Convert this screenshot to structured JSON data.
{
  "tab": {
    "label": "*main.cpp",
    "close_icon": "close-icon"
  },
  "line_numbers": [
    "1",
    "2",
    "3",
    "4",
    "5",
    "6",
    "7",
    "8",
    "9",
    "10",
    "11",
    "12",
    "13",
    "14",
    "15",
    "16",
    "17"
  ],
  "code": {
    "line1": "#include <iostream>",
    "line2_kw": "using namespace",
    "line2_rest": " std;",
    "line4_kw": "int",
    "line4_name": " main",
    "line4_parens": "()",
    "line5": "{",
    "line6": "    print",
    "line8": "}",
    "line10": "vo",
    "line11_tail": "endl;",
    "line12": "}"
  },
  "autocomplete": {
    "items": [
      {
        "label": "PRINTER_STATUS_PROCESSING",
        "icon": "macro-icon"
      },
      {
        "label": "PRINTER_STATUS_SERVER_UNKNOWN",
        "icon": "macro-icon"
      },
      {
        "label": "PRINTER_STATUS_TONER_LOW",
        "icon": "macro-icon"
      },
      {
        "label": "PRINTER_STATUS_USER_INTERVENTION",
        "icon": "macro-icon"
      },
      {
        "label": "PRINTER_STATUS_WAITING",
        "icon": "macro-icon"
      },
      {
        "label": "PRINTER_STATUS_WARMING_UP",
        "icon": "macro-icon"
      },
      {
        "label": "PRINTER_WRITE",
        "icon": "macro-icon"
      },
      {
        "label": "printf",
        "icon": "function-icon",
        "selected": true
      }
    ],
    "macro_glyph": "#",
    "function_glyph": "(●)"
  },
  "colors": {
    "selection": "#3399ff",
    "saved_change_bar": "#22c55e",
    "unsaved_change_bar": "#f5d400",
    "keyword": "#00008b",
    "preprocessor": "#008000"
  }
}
---
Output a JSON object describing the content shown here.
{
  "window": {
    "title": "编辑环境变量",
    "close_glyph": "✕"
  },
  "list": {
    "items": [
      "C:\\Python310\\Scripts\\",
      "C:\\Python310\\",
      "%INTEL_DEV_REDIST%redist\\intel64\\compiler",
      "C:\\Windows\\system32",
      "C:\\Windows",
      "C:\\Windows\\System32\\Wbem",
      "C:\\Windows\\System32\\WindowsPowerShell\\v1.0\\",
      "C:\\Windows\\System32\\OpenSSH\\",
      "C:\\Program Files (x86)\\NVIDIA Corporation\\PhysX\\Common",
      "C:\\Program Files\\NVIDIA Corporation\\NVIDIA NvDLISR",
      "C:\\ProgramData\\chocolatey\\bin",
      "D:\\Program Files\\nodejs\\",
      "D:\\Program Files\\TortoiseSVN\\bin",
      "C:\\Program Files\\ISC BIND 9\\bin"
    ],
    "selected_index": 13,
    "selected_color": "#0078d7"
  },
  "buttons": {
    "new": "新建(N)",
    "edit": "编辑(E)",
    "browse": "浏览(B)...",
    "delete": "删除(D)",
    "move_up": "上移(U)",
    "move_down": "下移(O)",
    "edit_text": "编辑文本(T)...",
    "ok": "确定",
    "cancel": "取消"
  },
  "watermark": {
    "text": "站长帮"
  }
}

TASK OBJECTIVE:
Copy out each line of the material that holds the word "Corporation".

OUTPUT FOR THIS TASK:
      "C:\\Program Files (x86)\\NVIDIA Corporation\\PhysX\\Common",
      "C:\\Program Files\\NVIDIA Corporation\\NVIDIA NvDLISR",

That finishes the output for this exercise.